— Begin Task input —

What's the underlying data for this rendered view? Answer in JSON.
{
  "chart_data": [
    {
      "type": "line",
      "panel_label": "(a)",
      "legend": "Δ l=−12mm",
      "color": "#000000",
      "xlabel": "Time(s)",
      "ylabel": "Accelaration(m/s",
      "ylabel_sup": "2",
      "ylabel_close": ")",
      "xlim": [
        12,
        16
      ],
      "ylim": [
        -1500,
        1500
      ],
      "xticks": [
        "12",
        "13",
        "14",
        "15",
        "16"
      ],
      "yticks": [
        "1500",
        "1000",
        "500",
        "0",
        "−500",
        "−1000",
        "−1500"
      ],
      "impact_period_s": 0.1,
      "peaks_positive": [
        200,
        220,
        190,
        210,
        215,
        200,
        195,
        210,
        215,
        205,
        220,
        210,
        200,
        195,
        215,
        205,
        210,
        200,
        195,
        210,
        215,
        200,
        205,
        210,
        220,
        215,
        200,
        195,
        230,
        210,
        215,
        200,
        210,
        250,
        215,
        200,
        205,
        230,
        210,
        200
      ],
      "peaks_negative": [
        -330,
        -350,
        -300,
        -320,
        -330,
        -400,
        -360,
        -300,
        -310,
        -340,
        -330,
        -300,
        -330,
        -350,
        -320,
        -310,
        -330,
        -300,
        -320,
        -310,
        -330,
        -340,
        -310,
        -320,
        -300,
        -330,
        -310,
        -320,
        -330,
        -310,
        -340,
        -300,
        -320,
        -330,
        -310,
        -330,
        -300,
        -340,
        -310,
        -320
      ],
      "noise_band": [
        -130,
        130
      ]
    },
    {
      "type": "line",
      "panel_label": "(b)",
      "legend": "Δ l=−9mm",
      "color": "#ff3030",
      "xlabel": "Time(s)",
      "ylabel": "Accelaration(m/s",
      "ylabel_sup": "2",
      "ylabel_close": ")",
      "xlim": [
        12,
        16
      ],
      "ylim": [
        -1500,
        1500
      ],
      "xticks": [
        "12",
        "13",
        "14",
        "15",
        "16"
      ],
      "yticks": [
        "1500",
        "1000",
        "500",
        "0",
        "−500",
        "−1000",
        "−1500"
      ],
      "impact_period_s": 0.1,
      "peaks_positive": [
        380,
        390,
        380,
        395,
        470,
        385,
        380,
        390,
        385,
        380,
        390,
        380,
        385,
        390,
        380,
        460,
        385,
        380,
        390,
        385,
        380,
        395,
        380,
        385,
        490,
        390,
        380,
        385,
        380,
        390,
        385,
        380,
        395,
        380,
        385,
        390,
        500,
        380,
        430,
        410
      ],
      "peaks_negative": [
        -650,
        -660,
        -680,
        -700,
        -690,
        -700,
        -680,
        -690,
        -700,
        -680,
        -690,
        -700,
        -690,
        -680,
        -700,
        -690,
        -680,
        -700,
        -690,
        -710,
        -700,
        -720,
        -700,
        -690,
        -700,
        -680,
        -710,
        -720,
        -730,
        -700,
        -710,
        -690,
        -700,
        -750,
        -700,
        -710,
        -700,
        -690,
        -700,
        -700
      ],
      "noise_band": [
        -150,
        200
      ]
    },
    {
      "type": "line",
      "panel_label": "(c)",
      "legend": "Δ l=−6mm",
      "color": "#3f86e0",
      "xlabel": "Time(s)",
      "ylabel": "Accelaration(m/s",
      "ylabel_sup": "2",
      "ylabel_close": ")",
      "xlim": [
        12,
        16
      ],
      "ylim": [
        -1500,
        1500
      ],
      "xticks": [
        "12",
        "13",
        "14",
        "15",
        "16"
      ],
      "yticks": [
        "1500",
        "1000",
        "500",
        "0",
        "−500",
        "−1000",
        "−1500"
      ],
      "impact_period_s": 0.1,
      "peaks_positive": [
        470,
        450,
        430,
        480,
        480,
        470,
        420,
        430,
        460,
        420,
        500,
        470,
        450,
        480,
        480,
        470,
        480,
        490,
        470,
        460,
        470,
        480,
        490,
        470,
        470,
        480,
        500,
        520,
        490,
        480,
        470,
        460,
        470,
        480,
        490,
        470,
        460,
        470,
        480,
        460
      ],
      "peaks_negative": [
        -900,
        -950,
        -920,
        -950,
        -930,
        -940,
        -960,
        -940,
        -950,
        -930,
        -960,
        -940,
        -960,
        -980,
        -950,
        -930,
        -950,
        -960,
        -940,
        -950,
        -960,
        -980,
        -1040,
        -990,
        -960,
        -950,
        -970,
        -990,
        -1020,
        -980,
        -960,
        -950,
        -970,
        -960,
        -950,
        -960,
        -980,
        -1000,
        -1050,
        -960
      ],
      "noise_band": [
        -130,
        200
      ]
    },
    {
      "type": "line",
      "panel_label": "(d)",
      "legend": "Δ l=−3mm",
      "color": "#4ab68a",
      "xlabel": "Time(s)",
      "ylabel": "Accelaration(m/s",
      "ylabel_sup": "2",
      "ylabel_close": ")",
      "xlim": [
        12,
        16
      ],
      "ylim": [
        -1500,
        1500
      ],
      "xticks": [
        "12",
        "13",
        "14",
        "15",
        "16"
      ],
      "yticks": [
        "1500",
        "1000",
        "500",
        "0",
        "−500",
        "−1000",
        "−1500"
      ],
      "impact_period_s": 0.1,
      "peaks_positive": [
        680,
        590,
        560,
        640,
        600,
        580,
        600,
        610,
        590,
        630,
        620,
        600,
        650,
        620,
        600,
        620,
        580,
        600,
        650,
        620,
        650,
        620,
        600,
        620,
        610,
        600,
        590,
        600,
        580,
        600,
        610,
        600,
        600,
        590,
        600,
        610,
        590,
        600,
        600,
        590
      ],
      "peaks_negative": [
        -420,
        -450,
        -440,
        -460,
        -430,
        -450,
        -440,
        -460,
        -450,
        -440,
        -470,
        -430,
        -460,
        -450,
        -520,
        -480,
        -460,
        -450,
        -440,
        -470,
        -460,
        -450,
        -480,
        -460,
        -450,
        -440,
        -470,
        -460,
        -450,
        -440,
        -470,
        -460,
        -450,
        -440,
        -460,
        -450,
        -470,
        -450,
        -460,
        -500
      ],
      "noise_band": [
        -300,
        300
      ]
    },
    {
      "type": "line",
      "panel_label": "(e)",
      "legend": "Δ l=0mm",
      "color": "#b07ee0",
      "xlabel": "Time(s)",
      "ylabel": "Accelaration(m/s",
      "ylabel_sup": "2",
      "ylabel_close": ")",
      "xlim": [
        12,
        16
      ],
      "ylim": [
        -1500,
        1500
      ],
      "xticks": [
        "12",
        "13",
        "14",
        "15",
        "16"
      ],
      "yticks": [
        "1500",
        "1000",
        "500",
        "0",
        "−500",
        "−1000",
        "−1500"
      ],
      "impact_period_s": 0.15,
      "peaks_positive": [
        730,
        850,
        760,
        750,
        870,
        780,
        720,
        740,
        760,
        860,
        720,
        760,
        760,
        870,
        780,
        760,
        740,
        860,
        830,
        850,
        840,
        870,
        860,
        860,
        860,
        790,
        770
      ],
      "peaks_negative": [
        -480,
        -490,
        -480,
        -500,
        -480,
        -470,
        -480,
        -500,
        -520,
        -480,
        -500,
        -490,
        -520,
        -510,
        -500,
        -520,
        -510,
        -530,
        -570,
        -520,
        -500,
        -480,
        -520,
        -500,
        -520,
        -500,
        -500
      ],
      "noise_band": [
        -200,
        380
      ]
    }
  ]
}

— End Task input —

Aim: Write out all records exactly, keeping every detail.

Solved problem:
What's the underlying data for this rendered view? Answer in JSON.
{
  "chart_data": [
    {
      "type": "line",
      "panel_label": "(a)",
      "legend": "Δ l=−12mm",
      "color": "#000000",
      "xlabel": "Time(s)",
      "ylabel": "Accelaration(m/s",
      "ylabel_sup": "2",
      "ylabel_close": ")",
      "xlim": [
        12,
        16
      ],
      "ylim": [
        -1500,
        1500
      ],
      "xticks": [
        "12",
        "13",
        "14",
        "15",
        "16"
      ],
      "yticks": [
        "1500",
        "1000",
        "500",
        "0",
        "−500",
        "−1000",
        "−1500"
      ],
      "impact_period_s": 0.1,
      "peaks_positive": [
        200,
        220,
        190,
        210,
        215,
        200,
        195,
        210,
        215,
        205,
        220,
        210,
        200,
        195,
        215,
        205,
        210,
        200,
        195,
        210,
        215,
        200,
        205,
        210,
        220,
        215,
        200,
        195,
        230,
        210,
        215,
        200,
        210,
        250,
        215,
        200,
        205,
        230,
        210,
        200
      ],
      "peaks_negative": [
        -330,
        -350,
        -300,
        -320,
        -330,
        -400,
        -360,
        -300,
        -310,
        -340,
        -330,
        -300,
        -330,
        -350,
        -320,
        -310,
        -330,
        -300,
        -320,
        -310,
        -330,
        -340,
        -310,
        -320,
        -300,
        -330,
        -310,
        -320,
        -330,
        -310,
        -340,
        -300,
        -320,
        -330,
        -310,
        -330,
        -300,
        -340,
        -310,
        -320
      ],
      "noise_band": [
        -130,
        130
      ]
    },
    {
      "type": "line",
      "panel_label": "(b)",
      "legend": "Δ l=−9mm",
      "color": "#ff3030",
      "xlabel": "Time(s)",
      "ylabel": "Accelaration(m/s",
      "ylabel_sup": "2",
      "ylabel_close": ")",
      "xlim": [
        12,
        16
      ],
      "ylim": [
        -1500,
        1500
      ],
      "xticks": [
        "12",
        "13",
        "14",
        "15",
        "16"
      ],
      "yticks": [
        "1500",
        "1000",
        "500",
        "0",
        "−500",
        "−1000",
        "−1500"
      ],
      "impact_period_s": 0.1,
      "peaks_positive": [
        380,
        390,
        380,
        395,
        470,
        385,
        380,
        390,
        385,
        380,
        390,
        380,
        385,
        390,
        380,
        460,
        385,
        380,
        390,
        385,
        380,
        395,
        380,
        385,
        490,
        390,
        380,
        385,
        380,
        390,
        385,
        380,
        395,
        380,
        385,
        390,
        500,
        380,
        430,
        410
      ],
      "peaks_negative": [
        -650,
        -660,
        -680,
        -700,
        -690,
        -700,
        -680,
        -690,
        -700,
        -680,
        -690,
        -700,
        -690,
        -680,
        -700,
        -690,
        -680,
        -700,
        -690,
        -710,
        -700,
        -720,
        -700,
        -690,
        -700,
        -680,
        -710,
        -720,
        -730,
        -700,
        -710,
        -690,
        -700,
        -750,
        -700,
        -710,
        -700,
        -690,
        -700,
        -700
      ],
      "noise_band": [
        -150,
        200
      ]
    },
    {
      "type": "line",
      "panel_label": "(c)",
      "legend": "Δ l=−6mm",
      "color": "#3f86e0",
      "xlabel": "Time(s)",
      "ylabel": "Accelaration(m/s",
      "ylabel_sup": "2",
      "ylabel_close": ")",
      "xlim": [
        12,
        16
      ],
      "ylim": [
        -1500,
        1500
      ],
      "xticks": [
        "12",
        "13",
        "14",
        "15",
        "16"
      ],
      "yticks": [
        "1500",
        "1000",
        "500",
        "0",
        "−500",
        "−1000",
        "−1500"
      ],
      "impact_period_s": 0.1,
      "peaks_positive": [
        470,
        450,
        430,
        480,
        480,
        470,
        420,
        430,
        460,
        420,
        500,
        470,
        450,
        480,
        480,
        470,
        480,
        490,
        470,
        460,
        470,
        480,
        490,
        470,
        470,
        480,
        500,
        520,
        490,
        480,
        470,
        460,
        470,
        480,
        490,
        470,
        460,
        470,
        480,
        460
      ],
      "peaks_negative": [
        -900,
        -950,
        -920,
        -950,
        -930,
        -940,
        -960,
        -940,
        -950,
        -930,
        -960,
        -940,
        -960,
        -980,
        -950,
        -930,
        -950,
        -960,
        -940,
        -950,
        -960,
        -980,
        -1040,
        -990,
        -960,
        -950,
        -970,
        -990,
        -1020,
        -980,
        -960,
        -950,
        -970,
        -960,
        -950,
        -960,
        -980,
        -1000,
        -1050,
        -960
      ],
      "noise_band": [
        -130,
        200
      ]
    },
    {
      "type": "line",
      "panel_label": "(d)",
      "legend": "Δ l=−3mm",
      "color": "#4ab68a",
      "xlabel": "Time(s)",
      "ylabel": "Accelaration(m/s",
      "ylabel_sup": "2",
      "ylabel_close": ")",
      "xlim": [
        12,
        16
      ],
      "ylim": [
        -1500,
        1500
      ],
      "xticks": [
        "12",
        "13",
        "14",
        "15",
        "16"
      ],
      "yticks": [
        "1500",
        "1000",
        "500",
        "0",
        "−500",
        "−1000",
        "−1500"
      ],
      "impact_period_s": 0.1,
      "peaks_positive": [
        680,
        590,
        560,
        640,
        600,
        580,
        600,
        610,
        590,
        630,
        620,
        600,
        650,
        620,
        600,
        620,
        580,
        600,
        650,
        620,
        650,
        620,
        600,
        620,
        610,
        600,
        590,
        600,
        580,
        600,
        610,
        600,
        600,
        590,
        600,
        610,
        590,
        600,
        600,
        590
      ],
      "peaks_negative": [
        -420,
        -450,
        -440,
        -460,
        -430,
        -450,
        -440,
        -460,
        -450,
        -440,
        -470,
        -430,
        -460,
        -450,
        -520,
        -480,
        -460,
        -450,
        -440,
        -470,
        -460,
        -450,
        -480,
        -460,
        -450,
        -440,
        -470,
        -460,
        -450,
        -440,
        -470,
        -460,
        -450,
        -440,
        -460,
        -450,
        -470,
        -450,
        -460,
        -500
      ],
      "noise_band": [
        -300,
        300
      ]
    },
    {
      "type": "line",
      "panel_label": "(e)",
      "legend": "Δ l=0mm",
      "color": "#b07ee0",
      "xlabel": "Time(s)",
      "ylabel": "Accelaration(m/s",
      "ylabel_sup": "2",
      "ylabel_close": ")",
      "xlim": [
        12,
        16
      ],
      "ylim": [
        -1500,
        1500
      ],
      "xticks": [
        "12",
        "13",
        "14",
        "15",
        "16"
      ],
      "yticks": [
        "1500",
        "1000",
        "500",
        "0",
        "−500",
        "−1000",
        "−1500"
      ],
      "impact_period_s": 0.15,
      "peaks_positive": [
        730,
        850,
        760,
        750,
        870,
        780,
        720,
        740,
        760,
        860,
        720,
        760,
        760,
        870,
        780,
        760,
        740,
        860,
        830,
        850,
        840,
        870,
        860,
        860,
        860,
        790,
        770
      ],
      "peaks_negative": [
        -480,
        -490,
        -480,
        -500,
        -480,
        -470,
        -480,
        -500,
        -520,
        -480,
        -500,
        -490,
        -520,
        -510,
        -500,
        -520,
        -510,
        -530,
        -570,
        -520,
        -500,
        -480,
        -520,
        -500,
        -520,
        -500,
        -500
      ],
      "noise_band": [
        -200,
        380
      ]
    }
  ]
}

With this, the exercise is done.